═══ GIVEN ENTRIES

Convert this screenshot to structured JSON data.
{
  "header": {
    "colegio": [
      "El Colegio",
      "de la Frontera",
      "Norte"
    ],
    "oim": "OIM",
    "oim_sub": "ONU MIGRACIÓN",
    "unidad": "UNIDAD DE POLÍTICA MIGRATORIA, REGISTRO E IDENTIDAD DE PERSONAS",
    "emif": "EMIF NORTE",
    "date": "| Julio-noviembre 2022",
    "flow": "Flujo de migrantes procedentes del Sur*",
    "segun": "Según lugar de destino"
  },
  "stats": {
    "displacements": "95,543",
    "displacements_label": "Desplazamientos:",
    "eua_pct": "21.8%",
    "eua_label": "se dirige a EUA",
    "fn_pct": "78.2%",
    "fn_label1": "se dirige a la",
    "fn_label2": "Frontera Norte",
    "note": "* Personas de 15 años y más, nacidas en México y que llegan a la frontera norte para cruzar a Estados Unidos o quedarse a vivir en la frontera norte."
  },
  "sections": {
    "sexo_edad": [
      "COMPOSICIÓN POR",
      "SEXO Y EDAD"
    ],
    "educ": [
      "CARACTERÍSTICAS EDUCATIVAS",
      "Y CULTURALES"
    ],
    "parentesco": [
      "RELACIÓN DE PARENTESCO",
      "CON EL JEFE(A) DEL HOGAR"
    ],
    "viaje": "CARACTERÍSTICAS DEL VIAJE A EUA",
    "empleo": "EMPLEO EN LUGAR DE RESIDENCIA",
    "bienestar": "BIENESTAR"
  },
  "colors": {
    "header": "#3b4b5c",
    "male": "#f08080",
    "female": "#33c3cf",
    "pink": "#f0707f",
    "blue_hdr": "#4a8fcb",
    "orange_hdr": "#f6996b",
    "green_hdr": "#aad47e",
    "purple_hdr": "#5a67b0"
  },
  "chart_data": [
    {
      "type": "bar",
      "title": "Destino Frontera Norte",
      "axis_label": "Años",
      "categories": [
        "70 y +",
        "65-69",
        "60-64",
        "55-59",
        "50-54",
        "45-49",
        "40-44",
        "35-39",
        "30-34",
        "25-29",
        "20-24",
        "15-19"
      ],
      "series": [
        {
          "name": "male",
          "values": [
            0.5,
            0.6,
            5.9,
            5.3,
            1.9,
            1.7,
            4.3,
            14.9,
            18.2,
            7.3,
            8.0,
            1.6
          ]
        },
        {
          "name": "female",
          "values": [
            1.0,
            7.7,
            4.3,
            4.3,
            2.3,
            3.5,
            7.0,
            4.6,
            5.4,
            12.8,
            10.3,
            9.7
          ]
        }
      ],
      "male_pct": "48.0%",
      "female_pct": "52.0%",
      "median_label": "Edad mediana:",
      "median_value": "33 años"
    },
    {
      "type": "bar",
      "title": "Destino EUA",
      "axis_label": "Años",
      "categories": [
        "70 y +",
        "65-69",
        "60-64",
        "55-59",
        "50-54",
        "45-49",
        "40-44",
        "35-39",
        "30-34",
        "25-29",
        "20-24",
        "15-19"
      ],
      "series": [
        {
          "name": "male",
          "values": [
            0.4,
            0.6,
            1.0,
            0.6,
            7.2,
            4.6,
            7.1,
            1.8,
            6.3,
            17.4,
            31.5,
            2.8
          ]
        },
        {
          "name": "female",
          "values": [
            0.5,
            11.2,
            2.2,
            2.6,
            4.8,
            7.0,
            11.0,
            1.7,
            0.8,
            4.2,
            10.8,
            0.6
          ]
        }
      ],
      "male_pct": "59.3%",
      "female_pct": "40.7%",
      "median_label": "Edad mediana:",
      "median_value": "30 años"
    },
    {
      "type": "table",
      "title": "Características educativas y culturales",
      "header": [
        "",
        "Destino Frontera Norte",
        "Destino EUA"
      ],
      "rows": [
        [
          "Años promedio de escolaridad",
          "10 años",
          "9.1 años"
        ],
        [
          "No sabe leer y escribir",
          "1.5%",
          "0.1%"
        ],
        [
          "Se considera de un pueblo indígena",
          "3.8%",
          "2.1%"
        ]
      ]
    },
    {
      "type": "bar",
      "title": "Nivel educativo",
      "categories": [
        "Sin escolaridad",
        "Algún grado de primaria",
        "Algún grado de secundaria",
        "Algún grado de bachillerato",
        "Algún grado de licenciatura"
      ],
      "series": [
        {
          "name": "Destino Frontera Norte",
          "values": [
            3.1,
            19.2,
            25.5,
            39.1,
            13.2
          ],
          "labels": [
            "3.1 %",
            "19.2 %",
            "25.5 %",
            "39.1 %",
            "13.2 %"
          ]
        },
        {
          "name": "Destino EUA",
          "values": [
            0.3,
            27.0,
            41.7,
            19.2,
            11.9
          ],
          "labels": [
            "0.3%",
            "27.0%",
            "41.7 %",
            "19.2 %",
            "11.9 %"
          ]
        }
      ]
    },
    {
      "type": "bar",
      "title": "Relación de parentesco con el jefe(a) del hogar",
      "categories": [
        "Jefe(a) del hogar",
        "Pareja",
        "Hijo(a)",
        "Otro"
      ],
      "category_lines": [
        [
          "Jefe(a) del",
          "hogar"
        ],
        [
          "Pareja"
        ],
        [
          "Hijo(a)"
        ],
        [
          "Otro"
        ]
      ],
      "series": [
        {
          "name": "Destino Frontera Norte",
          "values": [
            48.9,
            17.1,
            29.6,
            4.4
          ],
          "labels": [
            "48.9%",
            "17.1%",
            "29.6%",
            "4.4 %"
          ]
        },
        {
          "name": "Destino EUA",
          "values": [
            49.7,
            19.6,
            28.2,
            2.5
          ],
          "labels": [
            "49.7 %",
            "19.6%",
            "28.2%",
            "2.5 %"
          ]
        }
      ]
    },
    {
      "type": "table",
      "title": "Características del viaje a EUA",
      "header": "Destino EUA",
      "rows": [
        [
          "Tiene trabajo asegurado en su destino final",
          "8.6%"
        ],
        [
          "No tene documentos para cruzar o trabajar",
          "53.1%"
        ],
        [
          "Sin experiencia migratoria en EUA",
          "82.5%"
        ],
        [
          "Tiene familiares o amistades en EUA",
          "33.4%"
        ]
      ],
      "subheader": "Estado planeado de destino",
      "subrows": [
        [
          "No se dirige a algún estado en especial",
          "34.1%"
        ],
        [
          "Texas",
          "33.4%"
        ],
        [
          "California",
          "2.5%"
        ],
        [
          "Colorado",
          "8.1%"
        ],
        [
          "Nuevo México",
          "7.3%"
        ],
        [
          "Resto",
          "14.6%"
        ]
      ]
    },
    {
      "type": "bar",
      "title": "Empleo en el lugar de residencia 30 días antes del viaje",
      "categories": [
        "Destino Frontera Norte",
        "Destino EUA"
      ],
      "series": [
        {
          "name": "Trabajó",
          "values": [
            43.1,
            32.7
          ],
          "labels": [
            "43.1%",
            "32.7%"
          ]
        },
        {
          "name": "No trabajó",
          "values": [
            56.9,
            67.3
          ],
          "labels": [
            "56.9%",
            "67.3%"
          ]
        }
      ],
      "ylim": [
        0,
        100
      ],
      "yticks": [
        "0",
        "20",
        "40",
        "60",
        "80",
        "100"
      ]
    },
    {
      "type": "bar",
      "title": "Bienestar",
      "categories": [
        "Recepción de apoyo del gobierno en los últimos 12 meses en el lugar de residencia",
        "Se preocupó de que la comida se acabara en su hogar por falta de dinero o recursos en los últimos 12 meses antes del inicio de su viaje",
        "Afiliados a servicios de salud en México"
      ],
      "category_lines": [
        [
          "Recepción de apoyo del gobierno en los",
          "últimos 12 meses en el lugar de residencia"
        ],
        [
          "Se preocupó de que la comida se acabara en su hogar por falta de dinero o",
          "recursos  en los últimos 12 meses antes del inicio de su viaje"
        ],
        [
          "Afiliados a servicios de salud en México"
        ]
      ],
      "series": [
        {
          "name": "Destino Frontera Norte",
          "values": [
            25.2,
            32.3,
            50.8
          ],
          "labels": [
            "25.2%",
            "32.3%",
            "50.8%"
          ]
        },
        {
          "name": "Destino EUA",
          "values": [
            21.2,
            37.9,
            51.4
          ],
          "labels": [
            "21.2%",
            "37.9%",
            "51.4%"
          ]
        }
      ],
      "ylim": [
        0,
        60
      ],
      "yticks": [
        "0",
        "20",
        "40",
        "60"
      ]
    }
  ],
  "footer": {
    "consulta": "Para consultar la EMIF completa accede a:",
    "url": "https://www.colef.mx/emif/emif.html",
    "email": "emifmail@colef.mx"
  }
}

══════

→ **OBJECTIVE**
All lines above with "escolaridad" in them should be returned.

→ **EXERCISE SOLUTION**
          "Años promedio de escolaridad",
        "Sin escolaridad",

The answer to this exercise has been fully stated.